◆ EXERCISE DIRECTIONS:
Go through the data below. Pull out every line that has the word "subtitle".

>> Begin

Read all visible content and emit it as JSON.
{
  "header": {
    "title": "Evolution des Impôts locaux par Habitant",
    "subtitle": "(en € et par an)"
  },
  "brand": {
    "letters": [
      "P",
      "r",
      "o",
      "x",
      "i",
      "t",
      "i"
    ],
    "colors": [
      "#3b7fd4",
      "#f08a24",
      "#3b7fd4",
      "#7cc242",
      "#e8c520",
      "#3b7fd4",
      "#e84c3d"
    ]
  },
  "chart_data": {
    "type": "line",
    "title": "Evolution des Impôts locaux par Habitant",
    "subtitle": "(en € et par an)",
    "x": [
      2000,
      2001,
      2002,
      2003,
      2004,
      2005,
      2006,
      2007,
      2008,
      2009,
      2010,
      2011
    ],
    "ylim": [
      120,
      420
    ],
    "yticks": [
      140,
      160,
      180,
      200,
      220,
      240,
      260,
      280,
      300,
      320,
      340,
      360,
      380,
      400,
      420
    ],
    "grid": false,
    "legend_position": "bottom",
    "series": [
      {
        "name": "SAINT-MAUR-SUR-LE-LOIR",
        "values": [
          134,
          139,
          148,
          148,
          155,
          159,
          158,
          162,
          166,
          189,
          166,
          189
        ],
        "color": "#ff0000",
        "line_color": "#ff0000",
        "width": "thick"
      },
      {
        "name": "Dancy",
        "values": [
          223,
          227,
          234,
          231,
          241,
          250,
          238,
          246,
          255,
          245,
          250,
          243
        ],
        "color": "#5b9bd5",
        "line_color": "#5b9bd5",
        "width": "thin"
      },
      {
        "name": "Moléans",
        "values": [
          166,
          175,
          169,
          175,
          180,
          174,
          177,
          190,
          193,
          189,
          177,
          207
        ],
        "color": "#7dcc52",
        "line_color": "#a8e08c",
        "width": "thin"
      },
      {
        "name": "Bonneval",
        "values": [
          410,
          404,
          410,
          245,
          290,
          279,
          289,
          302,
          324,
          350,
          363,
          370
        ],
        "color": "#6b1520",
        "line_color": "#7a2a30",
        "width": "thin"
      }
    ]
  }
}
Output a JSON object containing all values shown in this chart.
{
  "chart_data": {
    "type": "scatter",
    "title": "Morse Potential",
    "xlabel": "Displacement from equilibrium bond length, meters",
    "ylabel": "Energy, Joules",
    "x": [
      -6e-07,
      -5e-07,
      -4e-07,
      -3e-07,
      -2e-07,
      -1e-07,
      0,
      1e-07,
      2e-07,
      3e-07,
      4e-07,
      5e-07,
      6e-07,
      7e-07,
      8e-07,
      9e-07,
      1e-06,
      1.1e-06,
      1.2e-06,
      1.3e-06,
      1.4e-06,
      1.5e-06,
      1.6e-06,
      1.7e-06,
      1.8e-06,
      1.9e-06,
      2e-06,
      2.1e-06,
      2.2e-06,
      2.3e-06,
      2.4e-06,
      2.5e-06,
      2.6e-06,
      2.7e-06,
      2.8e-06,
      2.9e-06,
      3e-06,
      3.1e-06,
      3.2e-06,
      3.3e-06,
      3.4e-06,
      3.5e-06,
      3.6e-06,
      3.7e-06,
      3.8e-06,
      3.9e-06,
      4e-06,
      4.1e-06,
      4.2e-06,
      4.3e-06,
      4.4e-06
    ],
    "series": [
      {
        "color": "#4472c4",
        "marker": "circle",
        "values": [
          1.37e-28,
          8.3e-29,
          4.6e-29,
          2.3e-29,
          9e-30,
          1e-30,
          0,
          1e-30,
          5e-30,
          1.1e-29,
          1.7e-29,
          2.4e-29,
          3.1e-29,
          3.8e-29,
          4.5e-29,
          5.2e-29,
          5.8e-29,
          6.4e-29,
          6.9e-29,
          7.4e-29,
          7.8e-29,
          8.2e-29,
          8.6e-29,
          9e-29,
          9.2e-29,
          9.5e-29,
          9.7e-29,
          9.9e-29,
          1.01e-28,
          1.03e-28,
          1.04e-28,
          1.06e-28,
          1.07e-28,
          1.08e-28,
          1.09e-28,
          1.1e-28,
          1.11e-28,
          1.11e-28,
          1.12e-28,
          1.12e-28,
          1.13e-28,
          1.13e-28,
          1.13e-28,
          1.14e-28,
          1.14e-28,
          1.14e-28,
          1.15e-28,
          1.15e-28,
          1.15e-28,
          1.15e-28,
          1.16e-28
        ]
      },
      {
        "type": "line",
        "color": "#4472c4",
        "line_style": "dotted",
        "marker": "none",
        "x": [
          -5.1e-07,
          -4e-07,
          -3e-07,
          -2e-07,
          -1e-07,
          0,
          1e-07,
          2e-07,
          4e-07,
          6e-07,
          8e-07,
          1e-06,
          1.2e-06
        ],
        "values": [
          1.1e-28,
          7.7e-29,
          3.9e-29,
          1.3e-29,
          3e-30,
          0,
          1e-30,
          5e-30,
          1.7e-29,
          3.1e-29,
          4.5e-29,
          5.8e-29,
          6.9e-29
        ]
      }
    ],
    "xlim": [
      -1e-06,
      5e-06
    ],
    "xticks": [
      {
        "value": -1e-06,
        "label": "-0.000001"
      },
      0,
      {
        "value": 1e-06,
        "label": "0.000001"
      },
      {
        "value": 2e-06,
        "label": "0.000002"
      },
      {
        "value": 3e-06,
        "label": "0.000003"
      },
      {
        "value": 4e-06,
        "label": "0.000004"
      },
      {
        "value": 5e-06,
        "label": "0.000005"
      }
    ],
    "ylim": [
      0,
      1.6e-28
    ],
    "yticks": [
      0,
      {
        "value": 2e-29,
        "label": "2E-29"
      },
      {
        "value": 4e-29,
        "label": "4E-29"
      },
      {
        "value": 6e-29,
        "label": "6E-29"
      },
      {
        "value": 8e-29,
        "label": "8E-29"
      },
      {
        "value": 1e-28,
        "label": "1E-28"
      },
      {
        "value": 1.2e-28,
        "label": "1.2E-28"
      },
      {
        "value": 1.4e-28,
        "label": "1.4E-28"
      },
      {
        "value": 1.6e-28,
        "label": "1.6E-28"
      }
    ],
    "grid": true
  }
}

>> End

◆ OUTPUT OF THE TASK:
    "subtitle": "(en € et par an)"
    "subtitle": "(en € et par an)",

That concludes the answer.